# Source data start

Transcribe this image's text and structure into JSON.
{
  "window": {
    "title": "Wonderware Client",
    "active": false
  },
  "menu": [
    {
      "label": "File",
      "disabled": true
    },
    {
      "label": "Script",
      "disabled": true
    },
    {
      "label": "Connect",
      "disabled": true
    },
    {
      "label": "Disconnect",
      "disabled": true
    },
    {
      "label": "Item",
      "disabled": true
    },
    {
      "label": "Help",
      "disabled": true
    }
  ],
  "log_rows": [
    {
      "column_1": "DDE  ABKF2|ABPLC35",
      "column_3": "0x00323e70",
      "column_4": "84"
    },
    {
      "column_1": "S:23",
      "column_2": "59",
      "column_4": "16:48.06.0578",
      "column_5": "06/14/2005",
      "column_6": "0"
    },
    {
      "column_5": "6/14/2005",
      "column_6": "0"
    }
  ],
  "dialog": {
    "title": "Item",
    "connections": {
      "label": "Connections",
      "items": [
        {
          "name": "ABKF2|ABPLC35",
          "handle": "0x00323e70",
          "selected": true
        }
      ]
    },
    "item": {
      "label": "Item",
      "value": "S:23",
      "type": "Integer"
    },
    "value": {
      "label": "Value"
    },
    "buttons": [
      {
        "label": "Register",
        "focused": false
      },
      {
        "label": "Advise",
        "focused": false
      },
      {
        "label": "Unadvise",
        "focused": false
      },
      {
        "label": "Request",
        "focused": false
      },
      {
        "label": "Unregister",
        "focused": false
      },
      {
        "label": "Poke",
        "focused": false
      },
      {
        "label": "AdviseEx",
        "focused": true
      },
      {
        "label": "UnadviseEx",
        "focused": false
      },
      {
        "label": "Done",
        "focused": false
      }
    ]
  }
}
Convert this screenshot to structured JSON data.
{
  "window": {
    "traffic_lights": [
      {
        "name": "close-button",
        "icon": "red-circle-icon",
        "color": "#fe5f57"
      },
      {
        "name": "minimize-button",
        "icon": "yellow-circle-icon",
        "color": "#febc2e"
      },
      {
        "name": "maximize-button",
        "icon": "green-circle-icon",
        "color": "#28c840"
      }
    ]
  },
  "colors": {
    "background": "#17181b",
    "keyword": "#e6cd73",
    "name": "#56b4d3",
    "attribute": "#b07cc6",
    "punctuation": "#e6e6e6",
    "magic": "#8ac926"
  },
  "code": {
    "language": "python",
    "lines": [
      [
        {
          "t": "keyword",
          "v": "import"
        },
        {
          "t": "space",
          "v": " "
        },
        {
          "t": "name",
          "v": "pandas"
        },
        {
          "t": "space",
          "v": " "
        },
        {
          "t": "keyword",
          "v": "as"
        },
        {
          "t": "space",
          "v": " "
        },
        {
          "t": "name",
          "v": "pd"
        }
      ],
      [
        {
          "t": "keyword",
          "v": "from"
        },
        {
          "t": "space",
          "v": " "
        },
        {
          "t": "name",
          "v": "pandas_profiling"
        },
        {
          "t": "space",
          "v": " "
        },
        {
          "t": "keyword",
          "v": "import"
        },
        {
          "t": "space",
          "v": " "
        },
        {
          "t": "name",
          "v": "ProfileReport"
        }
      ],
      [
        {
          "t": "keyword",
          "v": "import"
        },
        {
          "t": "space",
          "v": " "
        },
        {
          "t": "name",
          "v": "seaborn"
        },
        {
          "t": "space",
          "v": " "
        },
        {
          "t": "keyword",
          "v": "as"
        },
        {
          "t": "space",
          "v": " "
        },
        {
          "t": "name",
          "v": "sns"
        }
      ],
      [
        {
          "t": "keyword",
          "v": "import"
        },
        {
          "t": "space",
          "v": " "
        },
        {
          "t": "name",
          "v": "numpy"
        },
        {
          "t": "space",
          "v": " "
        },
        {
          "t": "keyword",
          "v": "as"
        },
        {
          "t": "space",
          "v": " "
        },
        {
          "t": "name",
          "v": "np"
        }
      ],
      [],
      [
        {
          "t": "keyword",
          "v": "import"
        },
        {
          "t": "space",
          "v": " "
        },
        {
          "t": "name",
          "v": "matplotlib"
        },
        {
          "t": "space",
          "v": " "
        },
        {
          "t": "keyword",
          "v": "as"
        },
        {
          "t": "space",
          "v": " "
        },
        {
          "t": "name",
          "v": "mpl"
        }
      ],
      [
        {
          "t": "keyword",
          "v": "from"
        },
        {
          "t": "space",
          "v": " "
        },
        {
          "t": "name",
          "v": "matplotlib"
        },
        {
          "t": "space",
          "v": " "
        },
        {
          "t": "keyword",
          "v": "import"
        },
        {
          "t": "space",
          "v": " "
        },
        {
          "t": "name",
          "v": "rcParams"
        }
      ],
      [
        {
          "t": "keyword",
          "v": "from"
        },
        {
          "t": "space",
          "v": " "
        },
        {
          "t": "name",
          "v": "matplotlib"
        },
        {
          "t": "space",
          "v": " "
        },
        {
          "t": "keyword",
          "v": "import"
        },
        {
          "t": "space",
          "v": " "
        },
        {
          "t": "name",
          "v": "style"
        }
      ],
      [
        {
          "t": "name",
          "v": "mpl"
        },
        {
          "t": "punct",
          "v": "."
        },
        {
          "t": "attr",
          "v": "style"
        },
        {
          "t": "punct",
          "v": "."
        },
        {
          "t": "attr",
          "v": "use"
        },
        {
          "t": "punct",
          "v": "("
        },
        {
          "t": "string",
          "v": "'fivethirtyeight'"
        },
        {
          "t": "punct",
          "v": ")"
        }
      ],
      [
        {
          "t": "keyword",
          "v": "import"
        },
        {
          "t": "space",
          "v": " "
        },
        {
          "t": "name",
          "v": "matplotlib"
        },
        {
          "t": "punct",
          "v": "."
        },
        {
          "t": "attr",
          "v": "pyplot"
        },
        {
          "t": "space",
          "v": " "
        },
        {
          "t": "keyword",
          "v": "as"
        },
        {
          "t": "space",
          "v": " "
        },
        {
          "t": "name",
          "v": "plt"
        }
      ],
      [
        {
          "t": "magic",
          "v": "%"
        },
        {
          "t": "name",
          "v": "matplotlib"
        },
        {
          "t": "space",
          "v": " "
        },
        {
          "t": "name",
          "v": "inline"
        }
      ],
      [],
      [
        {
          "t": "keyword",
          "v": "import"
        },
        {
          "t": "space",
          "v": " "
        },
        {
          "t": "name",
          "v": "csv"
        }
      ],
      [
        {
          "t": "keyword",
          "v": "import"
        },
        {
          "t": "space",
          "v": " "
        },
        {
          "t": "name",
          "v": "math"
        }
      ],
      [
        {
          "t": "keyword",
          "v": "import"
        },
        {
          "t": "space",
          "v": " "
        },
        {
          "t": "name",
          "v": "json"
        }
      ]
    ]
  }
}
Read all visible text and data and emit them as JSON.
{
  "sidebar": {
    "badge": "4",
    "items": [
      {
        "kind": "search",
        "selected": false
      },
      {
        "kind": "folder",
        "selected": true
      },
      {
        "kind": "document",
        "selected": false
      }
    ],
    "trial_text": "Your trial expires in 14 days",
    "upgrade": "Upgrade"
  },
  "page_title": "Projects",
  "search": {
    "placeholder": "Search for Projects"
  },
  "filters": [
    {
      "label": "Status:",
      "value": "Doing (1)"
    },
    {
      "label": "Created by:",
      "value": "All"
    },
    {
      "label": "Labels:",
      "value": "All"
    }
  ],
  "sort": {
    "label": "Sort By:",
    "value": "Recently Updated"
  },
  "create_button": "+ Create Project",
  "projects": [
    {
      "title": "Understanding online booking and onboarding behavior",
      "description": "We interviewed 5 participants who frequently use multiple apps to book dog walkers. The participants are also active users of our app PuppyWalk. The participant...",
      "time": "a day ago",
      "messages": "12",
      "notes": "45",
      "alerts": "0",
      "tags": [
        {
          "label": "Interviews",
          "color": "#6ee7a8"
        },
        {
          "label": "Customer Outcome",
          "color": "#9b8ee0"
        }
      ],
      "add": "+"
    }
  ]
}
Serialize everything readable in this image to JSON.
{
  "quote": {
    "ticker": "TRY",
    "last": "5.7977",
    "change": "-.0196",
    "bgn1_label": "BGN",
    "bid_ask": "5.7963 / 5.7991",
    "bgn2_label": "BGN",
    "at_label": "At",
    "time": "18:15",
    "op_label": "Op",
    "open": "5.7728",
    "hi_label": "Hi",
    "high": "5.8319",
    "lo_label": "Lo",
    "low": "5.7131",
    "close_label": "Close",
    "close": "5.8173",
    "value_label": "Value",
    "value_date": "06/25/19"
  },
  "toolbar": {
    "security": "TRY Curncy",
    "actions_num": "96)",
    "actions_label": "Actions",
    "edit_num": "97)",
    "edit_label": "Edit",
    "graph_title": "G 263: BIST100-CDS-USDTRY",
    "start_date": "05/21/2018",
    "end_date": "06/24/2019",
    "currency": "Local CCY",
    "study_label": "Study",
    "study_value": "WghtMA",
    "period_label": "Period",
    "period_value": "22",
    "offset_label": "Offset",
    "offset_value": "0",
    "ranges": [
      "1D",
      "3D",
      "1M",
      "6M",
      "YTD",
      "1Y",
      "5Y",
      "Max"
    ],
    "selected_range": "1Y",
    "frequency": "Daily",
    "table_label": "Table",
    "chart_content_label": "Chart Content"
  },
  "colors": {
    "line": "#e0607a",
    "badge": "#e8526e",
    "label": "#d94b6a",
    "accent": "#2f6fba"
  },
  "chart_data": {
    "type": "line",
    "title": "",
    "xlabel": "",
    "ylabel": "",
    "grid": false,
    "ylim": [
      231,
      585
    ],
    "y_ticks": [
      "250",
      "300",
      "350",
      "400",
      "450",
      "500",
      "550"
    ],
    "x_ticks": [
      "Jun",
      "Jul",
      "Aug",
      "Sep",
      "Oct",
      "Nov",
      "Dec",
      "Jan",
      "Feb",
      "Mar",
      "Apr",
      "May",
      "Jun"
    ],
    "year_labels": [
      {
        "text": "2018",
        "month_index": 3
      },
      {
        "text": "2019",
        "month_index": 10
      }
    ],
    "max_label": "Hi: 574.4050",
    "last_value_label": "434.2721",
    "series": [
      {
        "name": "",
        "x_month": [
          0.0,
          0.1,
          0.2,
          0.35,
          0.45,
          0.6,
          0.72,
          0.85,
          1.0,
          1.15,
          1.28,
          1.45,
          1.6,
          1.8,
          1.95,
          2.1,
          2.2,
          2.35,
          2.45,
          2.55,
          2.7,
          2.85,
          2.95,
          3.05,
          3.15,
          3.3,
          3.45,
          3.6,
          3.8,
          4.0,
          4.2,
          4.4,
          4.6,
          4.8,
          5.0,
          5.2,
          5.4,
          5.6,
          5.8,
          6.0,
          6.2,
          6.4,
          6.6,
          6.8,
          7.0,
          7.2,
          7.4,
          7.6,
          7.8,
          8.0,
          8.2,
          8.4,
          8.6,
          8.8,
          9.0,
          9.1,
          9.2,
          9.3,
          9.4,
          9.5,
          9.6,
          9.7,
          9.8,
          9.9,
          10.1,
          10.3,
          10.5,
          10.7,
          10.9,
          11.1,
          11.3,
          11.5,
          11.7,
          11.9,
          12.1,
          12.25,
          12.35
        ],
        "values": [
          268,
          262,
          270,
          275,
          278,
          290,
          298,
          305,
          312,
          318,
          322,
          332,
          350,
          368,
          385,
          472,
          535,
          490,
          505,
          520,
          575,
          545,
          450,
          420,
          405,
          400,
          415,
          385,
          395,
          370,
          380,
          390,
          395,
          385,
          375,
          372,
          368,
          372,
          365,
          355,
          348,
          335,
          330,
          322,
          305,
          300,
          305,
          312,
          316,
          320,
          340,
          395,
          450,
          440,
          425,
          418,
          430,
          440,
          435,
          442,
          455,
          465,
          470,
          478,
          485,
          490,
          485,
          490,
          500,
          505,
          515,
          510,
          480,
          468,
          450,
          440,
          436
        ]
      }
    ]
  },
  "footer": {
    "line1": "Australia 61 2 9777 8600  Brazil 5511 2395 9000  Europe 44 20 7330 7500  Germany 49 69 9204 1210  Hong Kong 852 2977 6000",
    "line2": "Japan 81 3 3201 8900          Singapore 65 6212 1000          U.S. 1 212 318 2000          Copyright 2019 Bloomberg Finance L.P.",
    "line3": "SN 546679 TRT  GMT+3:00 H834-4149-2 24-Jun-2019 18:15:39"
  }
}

# Source data end

**Set exercise**
State the count of lines that contain the string "image". Nothing else is needed.

**Solution below**
2